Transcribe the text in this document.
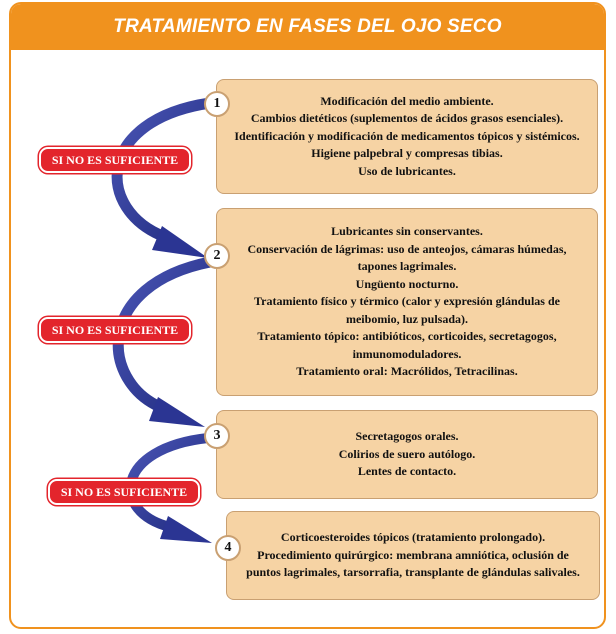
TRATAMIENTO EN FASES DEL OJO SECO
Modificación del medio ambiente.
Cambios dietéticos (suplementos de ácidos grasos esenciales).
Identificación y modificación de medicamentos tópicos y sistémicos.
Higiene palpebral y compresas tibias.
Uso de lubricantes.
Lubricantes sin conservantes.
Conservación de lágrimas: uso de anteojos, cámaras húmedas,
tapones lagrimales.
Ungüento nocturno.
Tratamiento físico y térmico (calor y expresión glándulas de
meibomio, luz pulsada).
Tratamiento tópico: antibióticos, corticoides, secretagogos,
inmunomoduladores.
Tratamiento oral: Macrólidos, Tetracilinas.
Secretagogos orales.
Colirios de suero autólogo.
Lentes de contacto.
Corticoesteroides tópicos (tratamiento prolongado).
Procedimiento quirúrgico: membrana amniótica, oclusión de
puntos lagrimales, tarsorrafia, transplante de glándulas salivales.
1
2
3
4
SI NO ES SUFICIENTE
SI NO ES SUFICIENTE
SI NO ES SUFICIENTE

------

Task:
Drop the pictures and reproduce the rest of the entries above exactly.

Complete output:
Transcribe the text in this document.
TRATAMIENTO EN FASES DEL OJO SECO
Modificación del medio ambiente.
Cambios dietéticos (suplementos de ácidos grasos esenciales).
Identificación y modificación de medicamentos tópicos y sistémicos.
Higiene palpebral y compresas tibias.
Uso de lubricantes.
Lubricantes sin conservantes.
Conservación de lágrimas: uso de anteojos, cámaras húmedas,
tapones lagrimales.
Ungüento nocturno.
Tratamiento físico y térmico (calor y expresión glándulas de
meibomio, luz pulsada).
Tratamiento tópico: antibióticos, corticoides, secretagogos,
inmunomoduladores.
Tratamiento oral: Macrólidos, Tetracilinas.
Secretagogos orales.
Colirios de suero autólogo.
Lentes de contacto.
Corticoesteroides tópicos (tratamiento prolongado).
Procedimiento quirúrgico: membrana amniótica, oclusión de
puntos lagrimales, tarsorrafia, transplante de glándulas salivales.
1
2
3
4
SI NO ES SUFICIENTE
SI NO ES SUFICIENTE
SI NO ES SUFICIENTE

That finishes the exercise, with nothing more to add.